* **Task goal**:
Return the entries below in their exact form, leaving the pictures out.

* **Data excerpts**:
########################################
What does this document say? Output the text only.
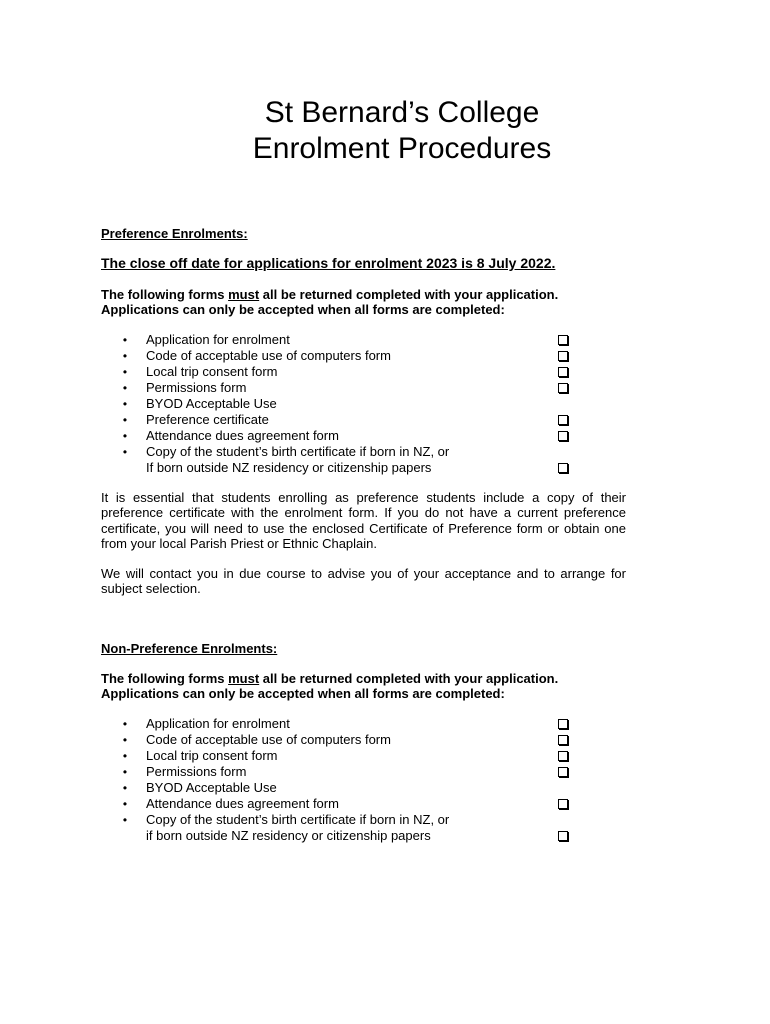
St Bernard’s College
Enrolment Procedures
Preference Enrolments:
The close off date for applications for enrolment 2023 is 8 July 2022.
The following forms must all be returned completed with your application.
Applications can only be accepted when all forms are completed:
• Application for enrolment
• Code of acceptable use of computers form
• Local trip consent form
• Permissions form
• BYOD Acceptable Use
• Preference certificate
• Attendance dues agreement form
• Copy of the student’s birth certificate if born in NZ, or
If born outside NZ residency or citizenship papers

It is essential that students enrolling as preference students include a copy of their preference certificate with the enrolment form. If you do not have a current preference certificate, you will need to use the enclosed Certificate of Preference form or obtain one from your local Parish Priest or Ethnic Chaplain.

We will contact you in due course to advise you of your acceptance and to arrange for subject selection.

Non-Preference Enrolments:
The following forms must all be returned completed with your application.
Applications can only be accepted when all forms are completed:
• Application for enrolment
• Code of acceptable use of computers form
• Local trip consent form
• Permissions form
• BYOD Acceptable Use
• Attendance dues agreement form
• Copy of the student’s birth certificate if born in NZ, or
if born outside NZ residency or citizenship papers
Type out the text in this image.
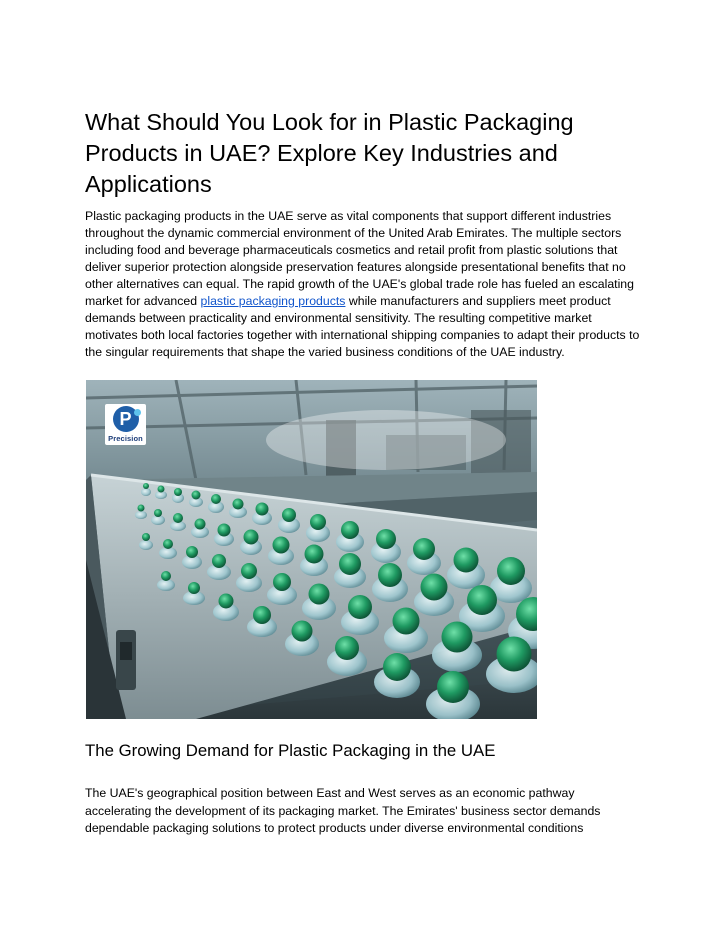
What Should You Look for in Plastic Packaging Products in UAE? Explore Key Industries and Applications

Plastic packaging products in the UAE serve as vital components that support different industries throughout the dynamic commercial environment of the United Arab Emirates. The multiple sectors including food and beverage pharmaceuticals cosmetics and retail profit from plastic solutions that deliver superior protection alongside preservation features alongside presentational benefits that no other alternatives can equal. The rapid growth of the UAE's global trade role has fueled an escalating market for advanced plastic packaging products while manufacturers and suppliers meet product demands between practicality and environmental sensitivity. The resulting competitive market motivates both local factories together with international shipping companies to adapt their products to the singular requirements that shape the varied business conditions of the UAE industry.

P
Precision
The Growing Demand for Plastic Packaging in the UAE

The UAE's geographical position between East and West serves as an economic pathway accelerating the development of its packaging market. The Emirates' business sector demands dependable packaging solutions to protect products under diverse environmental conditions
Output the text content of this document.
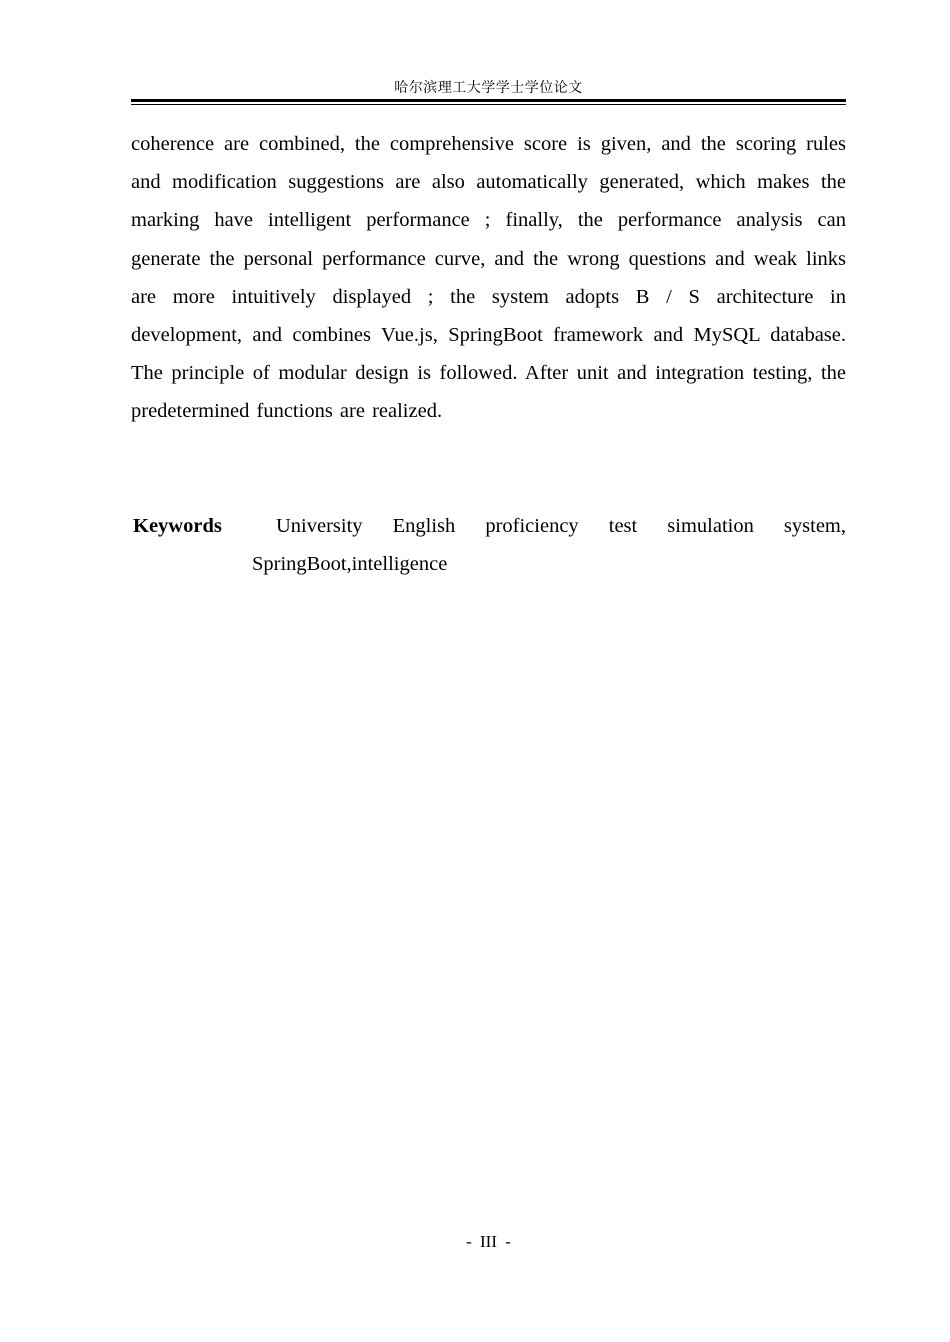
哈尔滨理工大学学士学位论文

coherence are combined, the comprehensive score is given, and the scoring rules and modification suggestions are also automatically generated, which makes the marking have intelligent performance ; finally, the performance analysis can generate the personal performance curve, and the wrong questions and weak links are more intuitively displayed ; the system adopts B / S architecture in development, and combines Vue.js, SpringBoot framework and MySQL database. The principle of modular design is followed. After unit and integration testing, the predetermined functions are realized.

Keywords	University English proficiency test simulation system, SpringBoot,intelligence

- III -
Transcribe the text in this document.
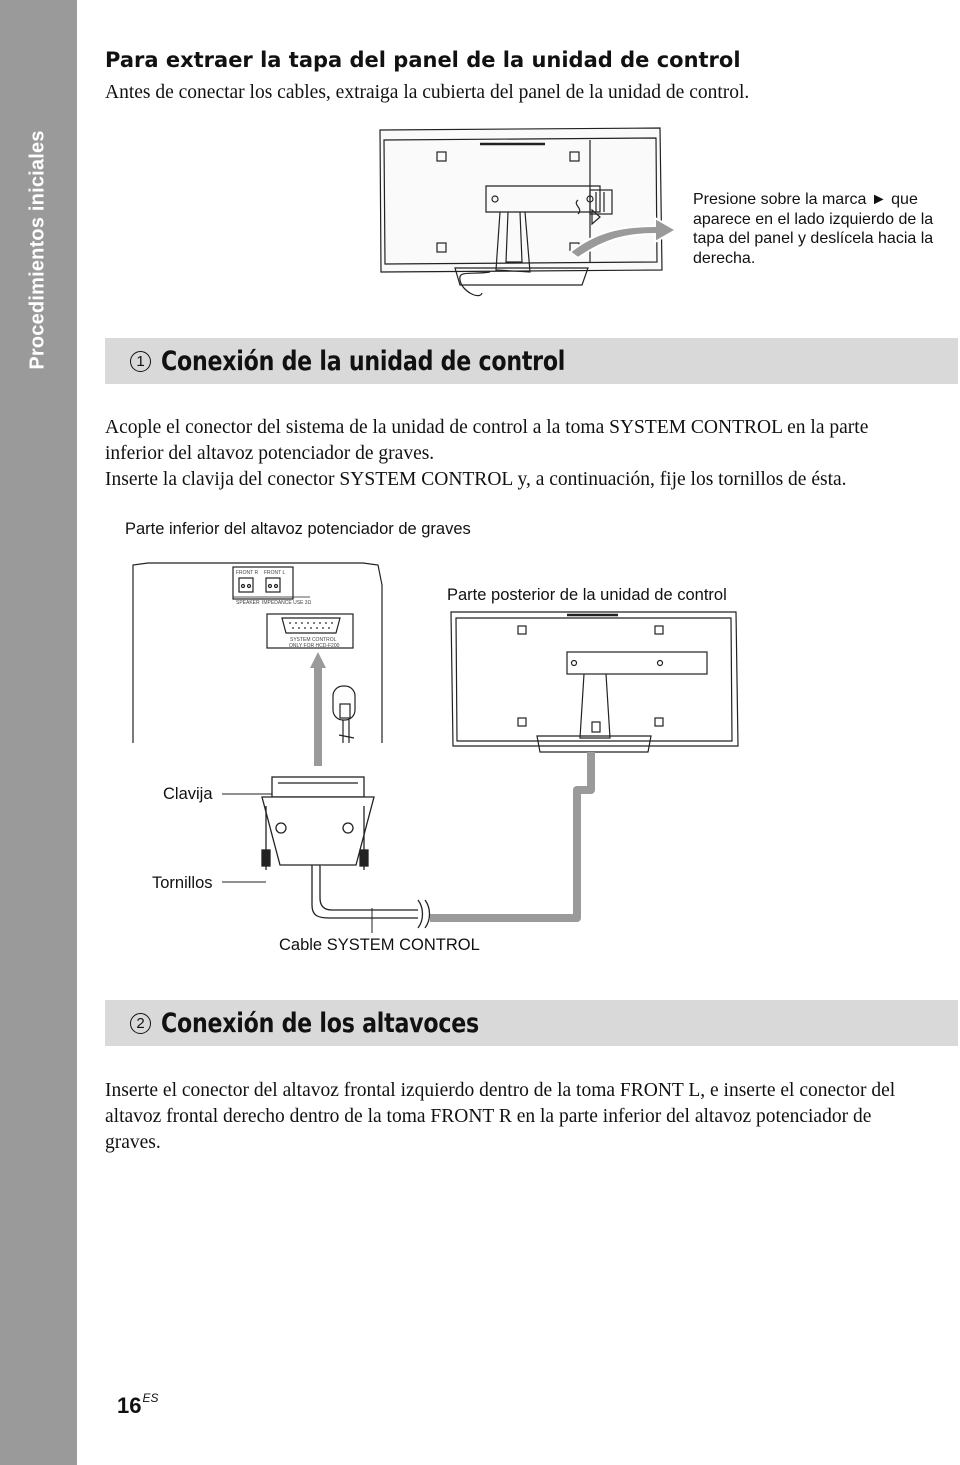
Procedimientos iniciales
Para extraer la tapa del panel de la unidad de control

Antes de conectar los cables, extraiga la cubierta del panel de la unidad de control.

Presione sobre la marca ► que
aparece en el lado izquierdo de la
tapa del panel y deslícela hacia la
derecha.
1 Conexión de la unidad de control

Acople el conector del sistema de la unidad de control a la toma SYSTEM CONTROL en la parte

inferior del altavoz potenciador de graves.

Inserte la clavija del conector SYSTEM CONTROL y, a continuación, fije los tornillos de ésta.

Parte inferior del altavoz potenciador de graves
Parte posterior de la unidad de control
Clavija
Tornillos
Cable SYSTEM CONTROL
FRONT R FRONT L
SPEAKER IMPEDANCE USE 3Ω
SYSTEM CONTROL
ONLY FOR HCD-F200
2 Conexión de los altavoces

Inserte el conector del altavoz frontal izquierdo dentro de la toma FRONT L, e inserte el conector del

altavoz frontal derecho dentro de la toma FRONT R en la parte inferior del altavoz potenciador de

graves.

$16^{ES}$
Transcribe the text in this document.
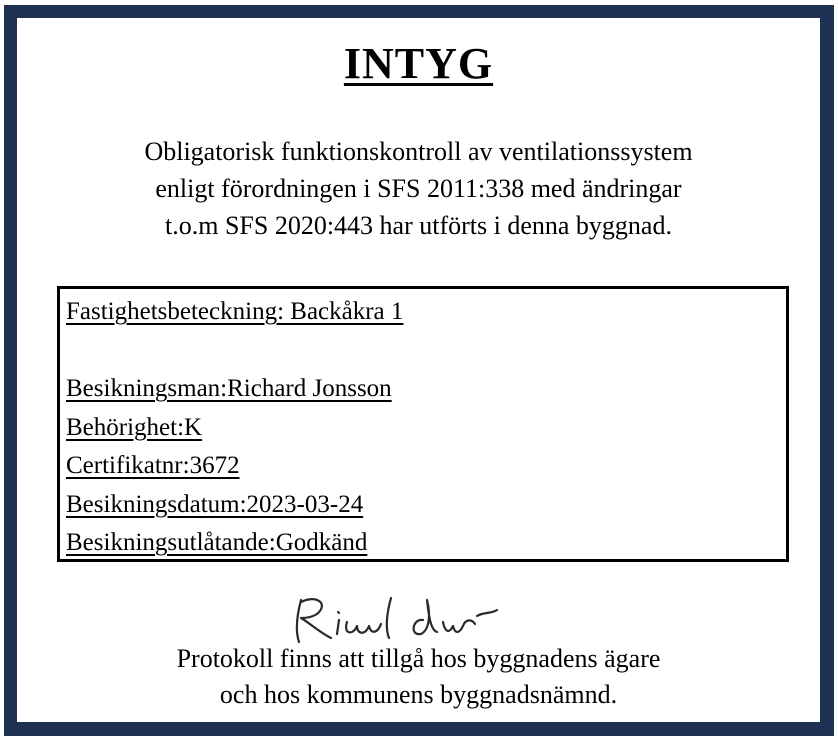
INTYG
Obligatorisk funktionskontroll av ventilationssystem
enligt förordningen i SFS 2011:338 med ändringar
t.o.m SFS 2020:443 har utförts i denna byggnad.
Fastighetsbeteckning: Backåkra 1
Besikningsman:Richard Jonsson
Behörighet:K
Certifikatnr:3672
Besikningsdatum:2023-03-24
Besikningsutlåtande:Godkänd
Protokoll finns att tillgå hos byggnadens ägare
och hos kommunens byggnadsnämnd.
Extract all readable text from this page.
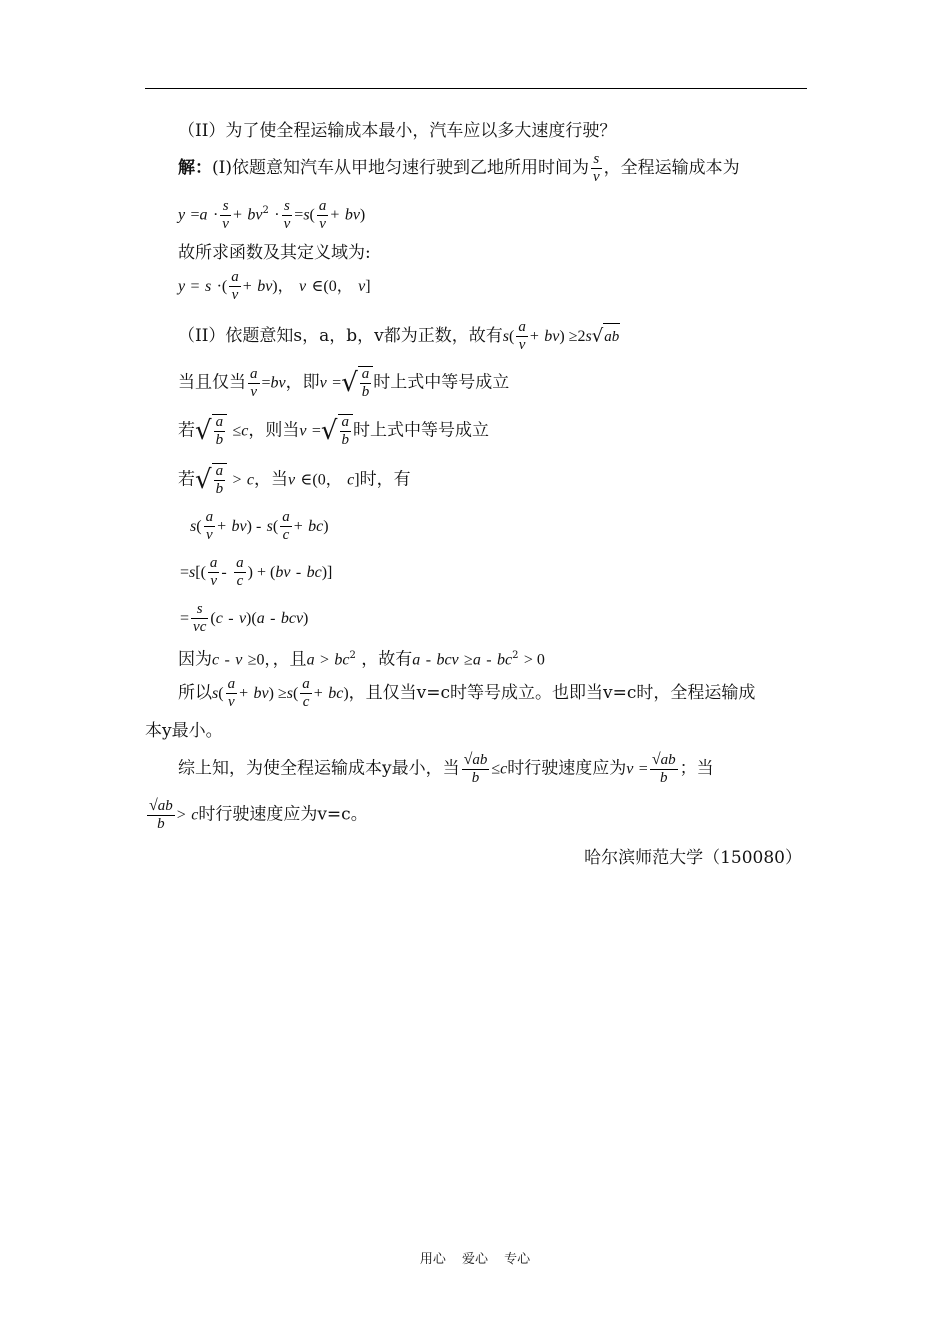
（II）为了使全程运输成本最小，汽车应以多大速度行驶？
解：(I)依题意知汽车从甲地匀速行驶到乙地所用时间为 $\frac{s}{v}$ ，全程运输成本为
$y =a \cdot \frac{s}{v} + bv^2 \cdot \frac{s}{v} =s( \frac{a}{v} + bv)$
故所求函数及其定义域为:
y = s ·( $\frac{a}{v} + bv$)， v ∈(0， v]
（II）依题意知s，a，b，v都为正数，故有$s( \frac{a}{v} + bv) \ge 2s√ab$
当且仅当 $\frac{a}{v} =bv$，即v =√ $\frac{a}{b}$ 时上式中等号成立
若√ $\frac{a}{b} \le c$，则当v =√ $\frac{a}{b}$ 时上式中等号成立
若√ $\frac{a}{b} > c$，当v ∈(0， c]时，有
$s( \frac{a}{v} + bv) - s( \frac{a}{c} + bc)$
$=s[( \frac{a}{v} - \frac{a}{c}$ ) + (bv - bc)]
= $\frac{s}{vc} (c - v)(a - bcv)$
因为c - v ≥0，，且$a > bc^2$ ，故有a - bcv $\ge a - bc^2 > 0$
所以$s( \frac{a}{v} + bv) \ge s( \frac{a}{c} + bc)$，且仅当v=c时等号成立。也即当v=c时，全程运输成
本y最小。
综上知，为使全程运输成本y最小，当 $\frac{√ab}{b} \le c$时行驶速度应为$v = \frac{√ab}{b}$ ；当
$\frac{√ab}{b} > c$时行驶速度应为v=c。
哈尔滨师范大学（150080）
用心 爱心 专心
########################################
* **Result of the task**:
What does this document say? Output the text only.
St Bernard’s College
Enrolment Procedures
Preference Enrolments:
The close off date for applications for enrolment 2023 is 8 July 2022.
The following forms must all be returned completed with your application.
Applications can only be accepted when all forms are completed:
• Application for enrolment
• Code of acceptable use of computers form
• Local trip consent form
• Permissions form
• BYOD Acceptable Use
• Preference certificate
• Attendance dues agreement form
• Copy of the student’s birth certificate if born in NZ, or
If born outside NZ residency or citizenship papers

It is essential that students enrolling as preference students include a copy of their preference certificate with the enrolment form. If you do not have a current preference certificate, you will need to use the enclosed Certificate of Preference form or obtain one from your local Parish Priest or Ethnic Chaplain.

We will contact you in due course to advise you of your acceptance and to arrange for subject selection.

Non-Preference Enrolments:
The following forms must all be returned completed with your application.
Applications can only be accepted when all forms are completed:
• Application for enrolment
• Code of acceptable use of computers form
• Local trip consent form
• Permissions form
• BYOD Acceptable Use
• Attendance dues agreement form
• Copy of the student’s birth certificate if born in NZ, or
if born outside NZ residency or citizenship papers
Type out the text in this image.
What Should You Look for in Plastic Packaging Products in UAE? Explore Key Industries and Applications

Plastic packaging products in the UAE serve as vital components that support different industries throughout the dynamic commercial environment of the United Arab Emirates. The multiple sectors including food and beverage pharmaceuticals cosmetics and retail profit from plastic solutions that deliver superior protection alongside preservation features alongside presentational benefits that no other alternatives can equal. The rapid growth of the UAE's global trade role has fueled an escalating market for advanced plastic packaging products while manufacturers and suppliers meet product demands between practicality and environmental sensitivity. The resulting competitive market motivates both local factories together with international shipping companies to adapt their products to the singular requirements that shape the varied business conditions of the UAE industry.

P
Precision
The Growing Demand for Plastic Packaging in the UAE

The UAE's geographical position between East and West serves as an economic pathway accelerating the development of its packaging market. The Emirates' business sector demands dependable packaging solutions to protect products under diverse environmental conditions
Output the text content of this document.
哈尔滨理工大学学士学位论文

coherence are combined, the comprehensive score is given, and the scoring rules and modification suggestions are also automatically generated, which makes the marking have intelligent performance ; finally, the performance analysis can generate the personal performance curve, and the wrong questions and weak links are more intuitively displayed ; the system adopts B / S architecture in development, and combines Vue.js, SpringBoot framework and MySQL database. The principle of modular design is followed. After unit and integration testing, the predetermined functions are realized.

Keywords	University English proficiency test simulation system, SpringBoot,intelligence

- III -
Transcribe the text in this document.
Procedimientos iniciales
Para extraer la tapa del panel de la unidad de control

Antes de conectar los cables, extraiga la cubierta del panel de la unidad de control.

Presione sobre la marca ► que
aparece en el lado izquierdo de la
tapa del panel y deslícela hacia la
derecha.
1 Conexión de la unidad de control

Acople el conector del sistema de la unidad de control a la toma SYSTEM CONTROL en la parte

inferior del altavoz potenciador de graves.

Inserte la clavija del conector SYSTEM CONTROL y, a continuación, fije los tornillos de ésta.

Parte inferior del altavoz potenciador de graves
Parte posterior de la unidad de control
Clavija
Tornillos
Cable SYSTEM CONTROL
FRONT R FRONT L
SPEAKER IMPEDANCE USE 3Ω
SYSTEM CONTROL
ONLY FOR HCD-F200
2 Conexión de los altavoces

Inserte el conector del altavoz frontal izquierdo dentro de la toma FRONT L, e inserte el conector del

altavoz frontal derecho dentro de la toma FRONT R en la parte inferior del altavoz potenciador de

graves.

$16^{ES}$
Transcribe the text in this document.
INTYG
Obligatorisk funktionskontroll av ventilationssystem
enligt förordningen i SFS 2011:338 med ändringar
t.o.m SFS 2020:443 har utförts i denna byggnad.
Fastighetsbeteckning: Backåkra 1
Besikningsman:Richard Jonsson
Behörighet:K
Certifikatnr:3672
Besikningsdatum:2023-03-24
Besikningsutlåtande:Godkänd
Protokoll finns att tillgå hos byggnadens ägare
och hos kommunens byggnadsnämnd.
Extract all readable text from this page.
（II）为了使全程运输成本最小，汽车应以多大速度行驶？
解：(I)依题意知汽车从甲地匀速行驶到乙地所用时间为 $\frac{s}{v}$ ，全程运输成本为
$y =a \cdot \frac{s}{v} + bv^2 \cdot \frac{s}{v} =s( \frac{a}{v} + bv)$
故所求函数及其定义域为:
y = s ·( $\frac{a}{v} + bv$)， v ∈(0， v]
（II）依题意知s，a，b，v都为正数，故有$s( \frac{a}{v} + bv) \ge 2s√ab$
当且仅当 $\frac{a}{v} =bv$，即v =√ $\frac{a}{b}$ 时上式中等号成立
若√ $\frac{a}{b} \le c$，则当v =√ $\frac{a}{b}$ 时上式中等号成立
若√ $\frac{a}{b} > c$，当v ∈(0， c]时，有
$s( \frac{a}{v} + bv) - s( \frac{a}{c} + bc)$
$=s[( \frac{a}{v} - \frac{a}{c}$ ) + (bv - bc)]
= $\frac{s}{vc} (c - v)(a - bcv)$
因为c - v ≥0，，且$a > bc^2$ ，故有a - bcv $\ge a - bc^2 > 0$
所以$s( \frac{a}{v} + bv) \ge s( \frac{a}{c} + bc)$，且仅当v=c时等号成立。也即当v=c时，全程运输成
本y最小。
综上知，为使全程运输成本y最小，当 $\frac{√ab}{b} \le c$时行驶速度应为$v = \frac{√ab}{b}$ ；当
$\frac{√ab}{b} > c$时行驶速度应为v=c。
哈尔滨师范大学（150080）
用心 爱心 专心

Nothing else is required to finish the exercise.